[Labeled box records]
═══

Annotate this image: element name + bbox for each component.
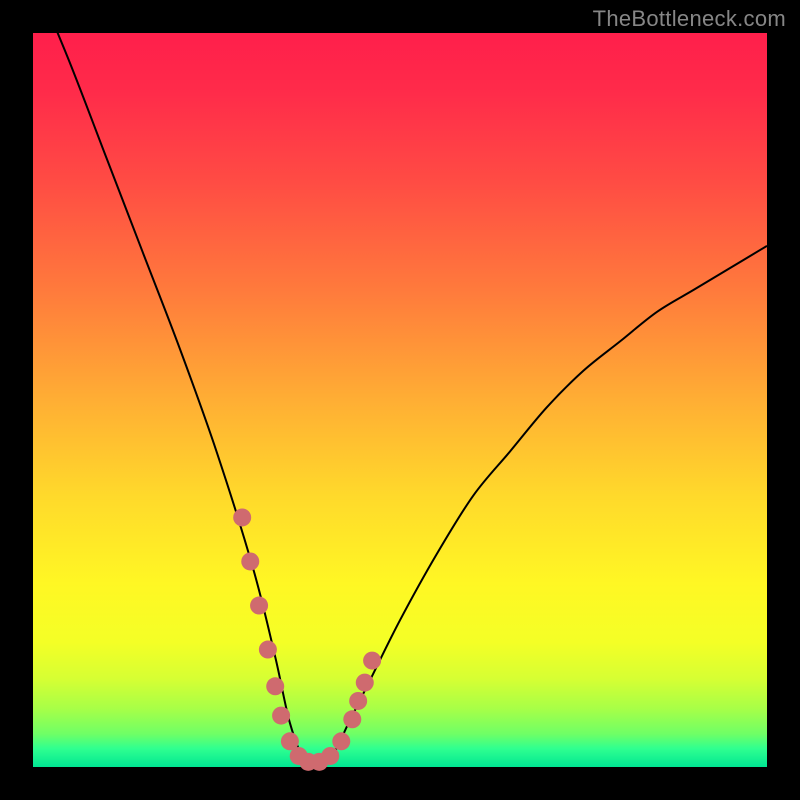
highlight-dot <box>343 710 361 728</box>
plot-background <box>33 33 767 767</box>
watermark-text: TheBottleneck.com <box>593 6 786 32</box>
highlight-dot <box>250 597 268 615</box>
bottleneck-chart <box>0 0 800 800</box>
highlight-dot <box>241 552 259 570</box>
highlight-dot <box>259 641 277 659</box>
highlight-dot <box>272 707 290 725</box>
highlight-dot <box>266 677 284 695</box>
highlight-dot <box>356 674 374 692</box>
highlight-dot <box>363 652 381 670</box>
highlight-dot <box>332 732 350 750</box>
highlight-dot <box>233 508 251 526</box>
chart-frame: TheBottleneck.com <box>0 0 800 800</box>
highlight-dot <box>349 692 367 710</box>
highlight-dot <box>321 747 339 765</box>
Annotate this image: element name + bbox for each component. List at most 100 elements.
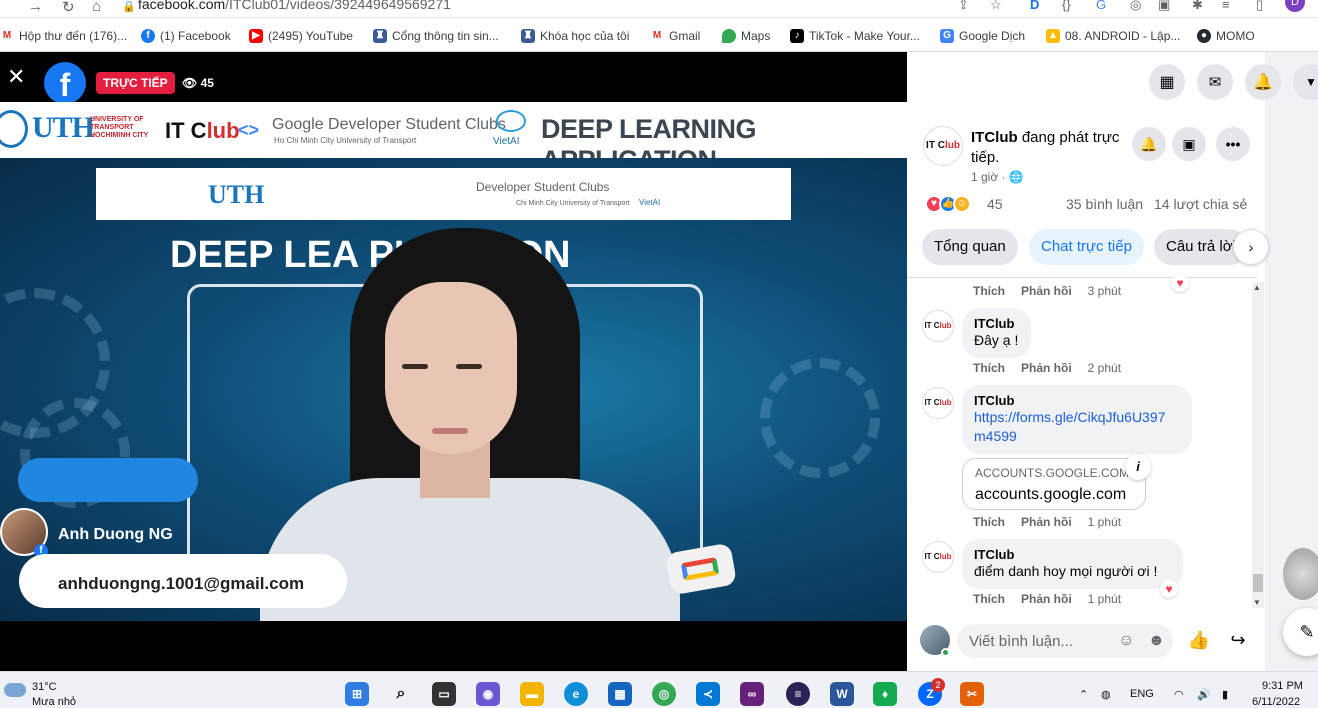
close-icon[interactable]: ✕ (7, 66, 25, 88)
reply-link[interactable]: Phản hồi (1021, 592, 1072, 606)
volume-icon[interactable]: 🔊 (1197, 688, 1211, 701)
comment-time[interactable]: 3 phút (1088, 284, 1121, 298)
sidepanel-icon[interactable]: ▯ (1256, 0, 1263, 13)
page-name[interactable]: ITClub (971, 129, 1018, 146)
start-icon[interactable]: ⊞ (345, 682, 369, 706)
clock-date[interactable]: 6/11/2022 (1252, 696, 1300, 708)
messenger-icon[interactable]: ✉ (1197, 64, 1233, 100)
edge-icon[interactable]: e (564, 682, 588, 706)
weather-icon[interactable] (4, 683, 26, 697)
clock-time[interactable]: 9:31 PM (1262, 680, 1303, 692)
reaction-count[interactable]: 45 (987, 196, 1003, 212)
vscode-icon[interactable]: ≺ (696, 682, 720, 706)
lock-icon[interactable]: 🔒 (122, 0, 136, 13)
post-time[interactable]: 1 giờ · 🌐 (971, 170, 1024, 184)
comments-count[interactable]: 35 bình luận (1066, 196, 1143, 212)
bookmark-item[interactable]: ♜ Cổng thông tin sin... (373, 27, 499, 45)
reply-link[interactable]: Phản hồi (1021, 515, 1072, 529)
extension-icon[interactable]: D (1030, 0, 1039, 12)
weather-temperature[interactable]: 31°C (32, 681, 57, 693)
bookmark-item[interactable]: Maps (722, 27, 770, 45)
scrollbar-thumb[interactable] (1253, 574, 1263, 592)
more-options-button[interactable]: ••• (1216, 127, 1250, 161)
task-view-icon[interactable]: ▭ (432, 682, 456, 706)
weather-condition[interactable]: Mưa nhỏ (32, 696, 76, 708)
menu-grid-icon[interactable]: ▦ (1149, 64, 1185, 100)
like-link[interactable]: Thích (973, 361, 1005, 375)
video-player[interactable]: ✕ f TRỰC TIẾP 👁 45 UTH UNIVERSITY OF TRA… (0, 52, 907, 671)
comment-author[interactable]: ITClub (974, 547, 1171, 562)
chevron-right-icon[interactable]: › (1233, 229, 1269, 265)
reload-icon[interactable]: ↻ (62, 0, 75, 16)
word-icon[interactable]: W (830, 682, 854, 706)
comment-link[interactable]: m4599 (974, 427, 1180, 446)
tab-live-chat[interactable]: Chat trực tiếp (1029, 229, 1144, 265)
bookmark-item[interactable]: ▶ (2495) YouTube (249, 27, 353, 45)
file-explorer-icon[interactable]: ▬ (520, 682, 544, 706)
sticker-icon[interactable]: ☻ (1148, 632, 1165, 650)
haha-reaction-icon[interactable]: ☺ (953, 195, 971, 213)
language-indicator[interactable]: ENG (1130, 688, 1154, 700)
bookmark-item[interactable]: ♪ TikTok - Make Your... (790, 27, 920, 45)
facebook-logo-icon[interactable]: f (44, 62, 86, 104)
bookmark-item[interactable]: M Gmail (650, 27, 700, 45)
scroll-up-icon[interactable]: ▲ (1253, 283, 1261, 292)
contact-thumbnail[interactable] (1283, 548, 1318, 600)
like-button[interactable]: 👍 (1182, 623, 1216, 657)
comment-avatar[interactable]: IT Club (922, 310, 954, 342)
page-avatar[interactable]: IT Club (923, 126, 963, 166)
comment-time[interactable]: 2 phút (1088, 361, 1121, 375)
comment-avatar[interactable]: IT Club (922, 541, 954, 573)
bookmark-item[interactable]: M Hộp thư đến (176)... (0, 27, 127, 45)
store-icon[interactable]: ▦ (608, 682, 632, 706)
app-tray-icon[interactable]: ◍ (1101, 688, 1111, 701)
bookmark-item[interactable]: G Google Dịch (940, 27, 1025, 45)
bookmark-item[interactable]: ♜ Khóa học của tôi (521, 27, 629, 45)
reply-link[interactable]: Phản hồi (1021, 361, 1072, 375)
extension-icon[interactable]: {} (1062, 0, 1071, 12)
forward-icon[interactable]: → (28, 0, 43, 15)
bookmark-item[interactable]: ▲ 08. ANDROID - Lập... (1046, 27, 1180, 45)
info-icon[interactable]: i (1125, 454, 1151, 480)
comment-author[interactable]: ITClub (974, 393, 1180, 408)
visual-studio-icon[interactable]: ∞ (740, 682, 764, 706)
url-field[interactable]: facebook.com/ITClub01/videos/39244964956… (138, 0, 451, 12)
extension-icon[interactable]: ◎ (1130, 0, 1141, 13)
battery-icon[interactable]: ▮ (1222, 688, 1228, 701)
comment-author[interactable]: ITClub (974, 316, 1019, 331)
scroll-down-icon[interactable]: ▼ (1253, 598, 1261, 607)
extension-icon[interactable]: ▣ (1158, 0, 1170, 13)
share-button[interactable]: ↪ (1221, 623, 1255, 657)
reply-link[interactable]: Phản hồi (1021, 284, 1072, 298)
chevron-up-icon[interactable]: ⌃ (1079, 688, 1088, 701)
profile-avatar[interactable]: D (1285, 0, 1305, 12)
link-preview-card[interactable]: ACCOUNTS.GOOGLE.COM accounts.google.com (962, 458, 1146, 510)
star-icon[interactable]: ☆ (990, 0, 1002, 13)
playlist-icon[interactable]: ≡ (1222, 0, 1230, 12)
like-link[interactable]: Thích (973, 515, 1005, 529)
mongodb-icon[interactable]: ♦ (873, 682, 897, 706)
notifications-icon[interactable]: 🔔 (1245, 64, 1281, 100)
emoji-icon[interactable]: ☺ (1118, 632, 1134, 650)
eclipse-icon[interactable]: ≡ (786, 682, 810, 706)
chat-scrollbar[interactable] (1252, 282, 1264, 608)
translate-icon[interactable]: G (1096, 0, 1106, 12)
heart-reaction-icon[interactable]: ♥ (1160, 580, 1178, 598)
comment-link[interactable]: https://forms.gle/CikqJfu6U397 (974, 408, 1180, 427)
chrome-icon[interactable]: ◎ (652, 682, 676, 706)
share-icon[interactable]: ⇪ (958, 0, 969, 13)
wifi-icon[interactable]: ◠ (1174, 688, 1184, 701)
home-icon[interactable]: ⌂ (92, 0, 101, 15)
chat-icon[interactable]: ◉ (476, 682, 500, 706)
tab-overview[interactable]: Tổng quan (922, 229, 1018, 265)
like-link[interactable]: Thích (973, 592, 1005, 606)
comment-time[interactable]: 1 phút (1088, 592, 1121, 606)
save-button[interactable]: ▣ (1172, 127, 1206, 161)
bookmark-item[interactable]: f (1) Facebook (141, 27, 231, 45)
shares-count[interactable]: 14 lượt chia sẻ (1154, 196, 1247, 212)
bookmark-item[interactable]: ● MOMO (1197, 27, 1255, 45)
follow-bell-button[interactable]: 🔔 (1132, 127, 1166, 161)
like-link[interactable]: Thích (973, 284, 1005, 298)
puzzle-icon[interactable]: ✱ (1192, 0, 1203, 13)
search-icon[interactable]: ⌕ (389, 682, 413, 706)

═══

**EXERCISE**:
Reproduce every line of the records above verbatim, leaving out the pictures.

**TASK RESULT**:
Annotate this image: element name + bbox for each component.
highlight-dot <box>343 710 361 728</box>
plot-background <box>33 33 767 767</box>
watermark-text: TheBottleneck.com <box>593 6 786 32</box>
highlight-dot <box>250 597 268 615</box>
bottleneck-chart <box>0 0 800 800</box>
highlight-dot <box>241 552 259 570</box>
highlight-dot <box>259 641 277 659</box>
highlight-dot <box>272 707 290 725</box>
highlight-dot <box>266 677 284 695</box>
highlight-dot <box>356 674 374 692</box>
highlight-dot <box>363 652 381 670</box>
highlight-dot <box>332 732 350 750</box>
highlight-dot <box>233 508 251 526</box>
chart-frame: TheBottleneck.com <box>0 0 800 800</box>
highlight-dot <box>349 692 367 710</box>
highlight-dot <box>321 747 339 765</box>
Annotate this image: element name + bbox for each component. List at most 100 elements.
close-icon[interactable]: ✕ (7, 66, 25, 88)
reply-link[interactable]: Phản hồi (1021, 592, 1072, 606)
volume-icon[interactable]: 🔊 (1197, 688, 1211, 701)
comment-time[interactable]: 3 phút (1088, 284, 1121, 298)
sidepanel-icon[interactable]: ▯ (1256, 0, 1263, 13)
page-name[interactable]: ITClub (971, 129, 1018, 146)
start-icon[interactable]: ⊞ (345, 682, 369, 706)
clock-date[interactable]: 6/11/2022 (1252, 696, 1300, 708)
messenger-icon[interactable]: ✉ (1197, 64, 1233, 100)
edge-icon[interactable]: e (564, 682, 588, 706)
weather-icon[interactable] (4, 683, 26, 697)
clock-time[interactable]: 9:31 PM (1262, 680, 1303, 692)
reaction-count[interactable]: 45 (987, 196, 1003, 212)
vscode-icon[interactable]: ≺ (696, 682, 720, 706)
lock-icon[interactable]: 🔒 (122, 0, 136, 13)
post-time[interactable]: 1 giờ · 🌐 (971, 170, 1024, 184)
comments-count[interactable]: 35 bình luận (1066, 196, 1143, 212)
bookmark-item[interactable]: ♜ Cổng thông tin sin... (373, 27, 499, 45)
reply-link[interactable]: Phản hồi (1021, 515, 1072, 529)
extension-icon[interactable]: D (1030, 0, 1039, 12)
weather-temperature[interactable]: 31°C (32, 681, 57, 693)
bookmark-item[interactable]: Maps (722, 27, 770, 45)
scrollbar-thumb[interactable] (1253, 574, 1263, 592)
more-options-button[interactable]: ••• (1216, 127, 1250, 161)
task-view-icon[interactable]: ▭ (432, 682, 456, 706)
weather-condition[interactable]: Mưa nhỏ (32, 696, 76, 708)
menu-grid-icon[interactable]: ▦ (1149, 64, 1185, 100)
like-link[interactable]: Thích (973, 361, 1005, 375)
video-player[interactable]: ✕ f TRỰC TIẾP 👁 45 UTH UNIVERSITY OF TRA… (0, 52, 907, 671)
comment-author[interactable]: ITClub (974, 547, 1171, 562)
chevron-right-icon[interactable]: › (1233, 229, 1269, 265)
reload-icon[interactable]: ↻ (62, 0, 75, 16)
word-icon[interactable]: W (830, 682, 854, 706)
comment-link[interactable]: m4599 (974, 427, 1180, 446)
tab-live-chat[interactable]: Chat trực tiếp (1029, 229, 1144, 265)
bookmark-item[interactable]: ▶ (2495) YouTube (249, 27, 353, 45)
file-explorer-icon[interactable]: ▬ (520, 682, 544, 706)
sticker-icon[interactable]: ☻ (1148, 632, 1165, 650)
haha-reaction-icon[interactable]: ☺ (953, 195, 971, 213)
language-indicator[interactable]: ENG (1130, 688, 1154, 700)
bookmark-item[interactable]: ♪ TikTok - Make Your... (790, 27, 920, 45)
facebook-logo-icon[interactable]: f (44, 62, 86, 104)
bookmark-item[interactable]: M Gmail (650, 27, 700, 45)
scroll-up-icon[interactable]: ▲ (1253, 283, 1261, 292)
contact-thumbnail[interactable] (1283, 548, 1318, 600)
like-button[interactable]: 👍 (1182, 623, 1216, 657)
comment-avatar[interactable]: IT Club (922, 310, 954, 342)
page-avatar[interactable]: IT Club (923, 126, 963, 166)
comment-time[interactable]: 2 phút (1088, 361, 1121, 375)
comment-avatar[interactable]: IT Club (922, 541, 954, 573)
bookmark-item[interactable]: M Hộp thư đến (176)... (0, 27, 127, 45)
store-icon[interactable]: ▦ (608, 682, 632, 706)
app-tray-icon[interactable]: ◍ (1101, 688, 1111, 701)
bookmark-item[interactable]: G Google Dịch (940, 27, 1025, 45)
bookmark-item[interactable]: ♜ Khóa học của tôi (521, 27, 629, 45)
reply-link[interactable]: Phản hồi (1021, 361, 1072, 375)
extension-icon[interactable]: {} (1062, 0, 1071, 12)
forward-icon[interactable]: → (28, 0, 43, 15)
bookmark-item[interactable]: ▲ 08. ANDROID - Lập... (1046, 27, 1180, 45)
info-icon[interactable]: i (1125, 454, 1151, 480)
comment-author[interactable]: ITClub (974, 393, 1180, 408)
visual-studio-icon[interactable]: ∞ (740, 682, 764, 706)
url-field[interactable]: facebook.com/ITClub01/videos/39244964956… (138, 0, 451, 12)
extension-icon[interactable]: ◎ (1130, 0, 1141, 13)
battery-icon[interactable]: ▮ (1222, 688, 1228, 701)
comment-author[interactable]: ITClub (974, 316, 1019, 331)
scroll-down-icon[interactable]: ▼ (1253, 598, 1261, 607)
extension-icon[interactable]: ▣ (1158, 0, 1170, 13)
share-button[interactable]: ↪ (1221, 623, 1255, 657)
reply-link[interactable]: Phản hồi (1021, 284, 1072, 298)
chevron-up-icon[interactable]: ⌃ (1079, 688, 1088, 701)
profile-avatar[interactable]: D (1285, 0, 1305, 12)
link-preview-card[interactable]: ACCOUNTS.GOOGLE.COM accounts.google.com (962, 458, 1146, 510)
star-icon[interactable]: ☆ (990, 0, 1002, 13)
playlist-icon[interactable]: ≡ (1222, 0, 1230, 12)
like-link[interactable]: Thích (973, 515, 1005, 529)
mongodb-icon[interactable]: ♦ (873, 682, 897, 706)
notifications-icon[interactable]: 🔔 (1245, 64, 1281, 100)
emoji-icon[interactable]: ☺ (1118, 632, 1134, 650)
eclipse-icon[interactable]: ≡ (786, 682, 810, 706)
chat-scrollbar[interactable] (1252, 282, 1264, 608)
translate-icon[interactable]: G (1096, 0, 1106, 12)
heart-reaction-icon[interactable]: ♥ (1160, 580, 1178, 598)
comment-link[interactable]: https://forms.gle/CikqJfu6U397 (974, 408, 1180, 427)
chrome-icon[interactable]: ◎ (652, 682, 676, 706)
share-icon[interactable]: ⇪ (958, 0, 969, 13)
wifi-icon[interactable]: ◠ (1174, 688, 1184, 701)
home-icon[interactable]: ⌂ (92, 0, 101, 15)
chat-icon[interactable]: ◉ (476, 682, 500, 706)
tab-overview[interactable]: Tổng quan (922, 229, 1018, 265)
like-link[interactable]: Thích (973, 592, 1005, 606)
comment-time[interactable]: 1 phút (1088, 592, 1121, 606)
save-button[interactable]: ▣ (1172, 127, 1206, 161)
bookmark-item[interactable]: f (1) Facebook (141, 27, 231, 45)
shares-count[interactable]: 14 lượt chia sẻ (1154, 196, 1247, 212)
bookmark-item[interactable]: ● MOMO (1197, 27, 1255, 45)
follow-bell-button[interactable]: 🔔 (1132, 127, 1166, 161)
like-link[interactable]: Thích (973, 284, 1005, 298)
puzzle-icon[interactable]: ✱ (1192, 0, 1203, 13)
search-icon[interactable]: ⌕ (389, 682, 413, 706)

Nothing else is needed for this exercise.